(Task item)
The answer must be every line of the records below that contains the word "Schuldigen", copied out.

--------------------------------

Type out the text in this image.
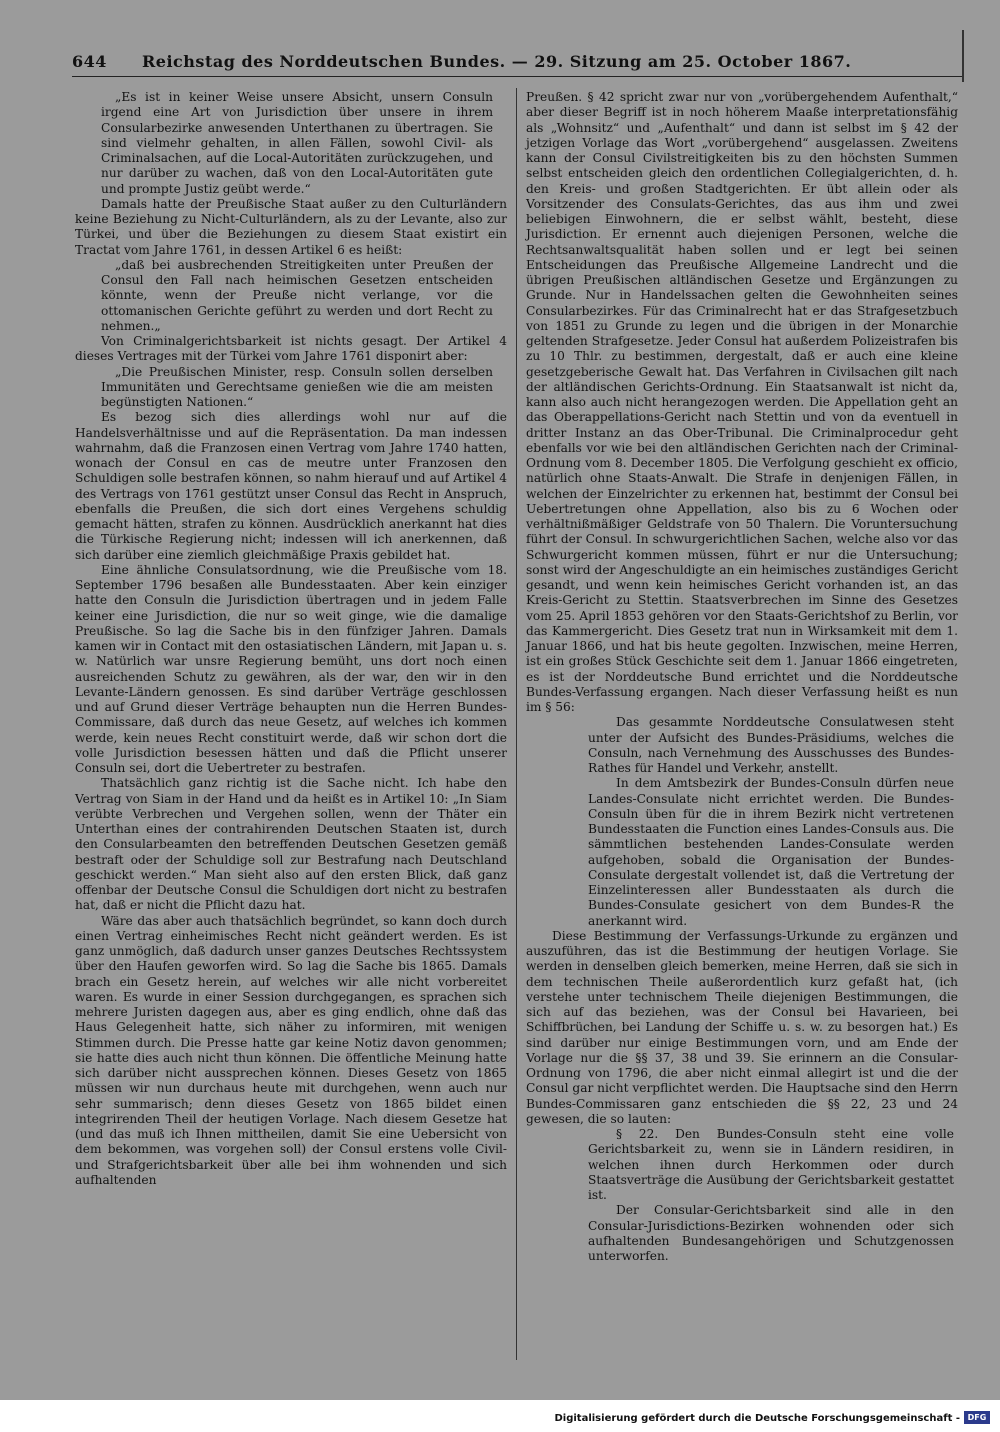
644	Reichstag des Norddeutschen Bundes. — 29. Sitzung am 25. October 1867.

„Es ist in keiner Weise unsere Absicht, unsern Consuln irgend eine Art von Jurisdiction über unsere in ihrem Consularbezirke anwesenden Unterthanen zu übertragen. Sie sind vielmehr gehalten, in allen Fällen, sowohl Civil- als Criminalsachen, auf die Local-Autoritäten zurückzugehen, und nur darüber zu wachen, daß von den Local-Autoritäten gute und prompte Justiz geübt werde.“

Damals hatte der Preußische Staat außer zu den Culturländern keine Beziehung zu Nicht-Culturländern, als zu der Levante, also zur Türkei, und über die Beziehungen zu diesem Staat existirt ein Tractat vom Jahre 1761, in dessen Artikel 6 es heißt:

„daß bei ausbrechenden Streitigkeiten unter Preußen der Consul den Fall nach heimischen Gesetzen entscheiden könnte, wenn der Preuße nicht verlange, vor die ottomanischen Gerichte geführt zu werden und dort Recht zu nehmen.„

Von Criminalgerichtsbarkeit ist nichts gesagt. Der Artikel 4 dieses Vertrages mit der Türkei vom Jahre 1761 disponirt aber:

„Die Preußischen Minister, resp. Consuln sollen derselben Immunitäten und Gerechtsame genießen wie die am meisten begünstigten Nationen.“

Es bezog sich dies allerdings wohl nur auf die Handelsverhältnisse und auf die Repräsentation. Da man indessen wahrnahm, daß die Franzosen einen Vertrag vom Jahre 1740 hatten, wonach der Consul en cas de meutre unter Franzosen den Schuldigen solle bestrafen können, so nahm hierauf und auf Artikel 4 des Vertrags von 1761 gestützt unser Consul das Recht in Anspruch, ebenfalls die Preußen, die sich dort eines Vergehens schuldig gemacht hätten, strafen zu können. Ausdrücklich anerkannt hat dies die Türkische Regierung nicht; indessen will ich anerkennen, daß sich darüber eine ziemlich gleichmäßige Praxis gebildet hat.

Eine ähnliche Consulatsordnung, wie die Preußische vom 18. September 1796 besaßen alle Bundesstaaten. Aber kein einziger hatte den Consuln die Jurisdiction übertragen und in jedem Falle keiner eine Jurisdiction, die nur so weit ginge, wie die damalige Preußische. So lag die Sache bis in den fünfziger Jahren. Damals kamen wir in Contact mit den ostasiatischen Ländern, mit Japan u. s. w. Natürlich war unsre Regierung bemüht, uns dort noch einen ausreichenden Schutz zu gewähren, als der war, den wir in den Levante-Ländern genossen. Es sind darüber Verträge geschlossen und auf Grund dieser Verträge behaupten nun die Herren Bundes-Commissare, daß durch das neue Gesetz, auf welches ich kommen werde, kein neues Recht constituirt werde, daß wir schon dort die volle Jurisdiction besessen hätten und daß die Pflicht unserer Consuln sei, dort die Uebertreter zu bestrafen.

Thatsächlich ganz richtig ist die Sache nicht. Ich habe den Vertrag von Siam in der Hand und da heißt es in Artikel 10: „In Siam verübte Verbrechen und Vergehen sollen, wenn der Thäter ein Unterthan eines der contrahirenden Deutschen Staaten ist, durch den Consularbeamten den betreffenden Deutschen Gesetzen gemäß bestraft oder der Schuldige soll zur Bestrafung nach Deutschland geschickt werden.“ Man sieht also auf den ersten Blick, daß ganz offenbar der Deutsche Consul die Schuldigen dort nicht zu bestrafen hat, daß er nicht die Pflicht dazu hat.

Wäre das aber auch thatsächlich begründet, so kann doch durch einen Vertrag einheimisches Recht nicht geändert werden. Es ist ganz unmöglich, daß dadurch unser ganzes Deutsches Rechtssystem über den Haufen geworfen wird. So lag die Sache bis 1865. Damals brach ein Gesetz herein, auf welches wir alle nicht vorbereitet waren. Es wurde in einer Session durchgegangen, es sprachen sich mehrere Juristen dagegen aus, aber es ging endlich, ohne daß das Haus Gelegenheit hatte, sich näher zu informiren, mit wenigen Stimmen durch. Die Presse hatte gar keine Notiz davon genommen; sie hatte dies auch nicht thun können. Die öffentliche Meinung hatte sich darüber nicht aussprechen können. Dieses Gesetz von 1865 müssen wir nun durchaus heute mit durchgehen, wenn auch nur sehr summarisch; denn dieses Gesetz von 1865 bildet einen integrirenden Theil der heutigen Vorlage. Nach diesem Gesetze hat (und das muß ich Ihnen mittheilen, damit Sie eine Uebersicht von dem bekommen, was vorgehen soll) der Consul erstens volle Civil- und Strafgerichtsbarkeit über alle bei ihm wohnenden und sich aufhaltenden

Preußen. § 42 spricht zwar nur von „vorübergehendem Aufenthalt,“ aber dieser Begriff ist in noch höherem Maaße interpretationsfähig als „Wohnsitz“ und „Aufenthalt“ und dann ist selbst im § 42 der jetzigen Vorlage das Wort „vorübergehend“ ausgelassen. Zweitens kann der Consul Civilstreitigkeiten bis zu den höchsten Summen selbst entscheiden gleich den ordentlichen Collegialgerichten, d. h. den Kreis- und großen Stadtgerichten. Er übt allein oder als Vorsitzender des Consulats-Gerichtes, das aus ihm und zwei beliebigen Einwohnern, die er selbst wählt, besteht, diese Jurisdiction. Er ernennt auch diejenigen Personen, welche die Rechtsanwaltsqualität haben sollen und er legt bei seinen Entscheidungen das Preußische Allgemeine Landrecht und die übrigen Preußischen altländischen Gesetze und Ergänzungen zu Grunde. Nur in Handelssachen gelten die Gewohnheiten seines Consularbezirkes. Für das Criminalrecht hat er das Strafgesetzbuch von 1851 zu Grunde zu legen und die übrigen in der Monarchie geltenden Strafgesetze. Jeder Consul hat außerdem Polizeistrafen bis zu 10 Thlr. zu bestimmen, dergestalt, daß er auch eine kleine gesetzgeberische Gewalt hat. Das Verfahren in Civilsachen gilt nach der altländischen Gerichts-Ordnung. Ein Staatsanwalt ist nicht da, kann also auch nicht herangezogen werden. Die Appellation geht an das Oberappellations-Gericht nach Stettin und von da eventuell in dritter Instanz an das Ober-Tribunal. Die Criminalprocedur geht ebenfalls vor wie bei den altländischen Gerichten nach der Criminal-Ordnung vom 8. December 1805. Die Verfolgung geschieht ex officio, natürlich ohne Staats-Anwalt. Die Strafe in denjenigen Fällen, in welchen der Einzelrichter zu erkennen hat, bestimmt der Consul bei Uebertretungen ohne Appellation, also bis zu 6 Wochen oder verhältnißmäßiger Geldstrafe von 50 Thalern. Die Voruntersuchung führt der Consul. In schwurgerichtlichen Sachen, welche also vor das Schwurgericht kommen müssen, führt er nur die Untersuchung; sonst wird der Angeschuldigte an ein heimisches zuständiges Gericht gesandt, und wenn kein heimisches Gericht vorhanden ist, an das Kreis-Gericht zu Stettin. Staatsverbrechen im Sinne des Gesetzes vom 25. April 1853 gehören vor den Staats-Gerichtshof zu Berlin, vor das Kammergericht. Dies Gesetz trat nun in Wirksamkeit mit dem 1. Januar 1866, und hat bis heute gegolten. Inzwischen, meine Herren, ist ein großes Stück Geschichte seit dem 1. Januar 1866 eingetreten, es ist der Norddeutsche Bund errichtet und die Norddeutsche Bundes-Verfassung ergangen. Nach dieser Verfassung heißt es nun im § 56:

Das gesammte Norddeutsche Consulatwesen steht unter der Aufsicht des Bundes-Präsidiums, welches die Consuln, nach Vernehmung des Ausschusses des Bundes-Rathes für Handel und Verkehr, anstellt.

In dem Amtsbezirk der Bundes-Consuln dürfen neue Landes-Consulate nicht errichtet werden. Die Bundes-Consuln üben für die in ihrem Bezirk nicht vertretenen Bundesstaaten die Function eines Landes-Consuls aus. Die sämmtlichen bestehenden Landes-Consulate werden aufgehoben, sobald die Organisation der Bundes-Consulate dergestalt vollendet ist, daß die Vertretung der Einzelinteressen aller Bundesstaaten als durch die Bundes-Consulate gesichert von dem Bundes-R the anerkannt wird.

Diese Bestimmung der Verfassungs-Urkunde zu ergänzen und auszuführen, das ist die Bestimmung der heutigen Vorlage. Sie werden in denselben gleich bemerken, meine Herren, daß sie sich in dem technischen Theile außerordentlich kurz gefaßt hat, (ich verstehe unter technischem Theile diejenigen Bestimmungen, die sich auf das beziehen, was der Consul bei Havarieen, bei Schiffbrüchen, bei Landung der Schiffe u. s. w. zu besorgen hat.) Es sind darüber nur einige Bestimmungen vorn, und am Ende der Vorlage nur die §§ 37, 38 und 39. Sie erinnern an die Consular-Ordnung von 1796, die aber nicht einmal allegirt ist und die der Consul gar nicht verpflichtet werden. Die Hauptsache sind den Herrn Bundes-Commissaren ganz entschieden die §§ 22, 23 und 24 gewesen, die so lauten:

§ 22. Den Bundes-Consuln steht eine volle Gerichtsbarkeit zu, wenn sie in Ländern residiren, in welchen ihnen durch Herkommen oder durch Staatsverträge die Ausübung der Gerichtsbarkeit gestattet ist.

Der Consular-Gerichtsbarkeit sind alle in den Consular-Jurisdictions-Bezirken wohnenden oder sich aufhaltenden Bundesangehörigen und Schutzgenossen unterworfen.

Digitalisierung gefördert durch die Deutsche Forschungsgemeinschaft - DFG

--------------------------------

(Solution)
Es bezog sich dies allerdings wohl nur auf die Handelsverhältnisse und auf die Repräsentation. Da man indessen wahrnahm, daß die Franzosen einen Vertrag vom Jahre 1740 hatten, wonach der Consul en cas de meutre unter Franzosen den Schuldigen solle bestrafen können, so nahm hierauf und auf Artikel 4 des Vertrags von 1761 gestützt unser Consul das Recht in Anspruch, ebenfalls die Preußen, die sich dort eines Vergehens schuldig gemacht hätten, strafen zu können. Ausdrücklich anerkannt hat dies die Türkische Regierung nicht; indessen will ich anerkennen, daß sich darüber eine ziemlich gleichmäßige Praxis gebildet hat.
Thatsächlich ganz richtig ist die Sache nicht. Ich habe den Vertrag von Siam in der Hand und da heißt es in Artikel 10: „In Siam verübte Verbrechen und Vergehen sollen, wenn der Thäter ein Unterthan eines der contrahirenden Deutschen Staaten ist, durch den Consularbeamten den betreffenden Deutschen Gesetzen gemäß bestraft oder der Schuldige soll zur Bestrafung nach Deutschland geschickt werden.“ Man sieht also auf den ersten Blick, daß ganz offenbar der Deutsche Consul die Schuldigen dort nicht zu bestrafen hat, daß er nicht die Pflicht dazu hat.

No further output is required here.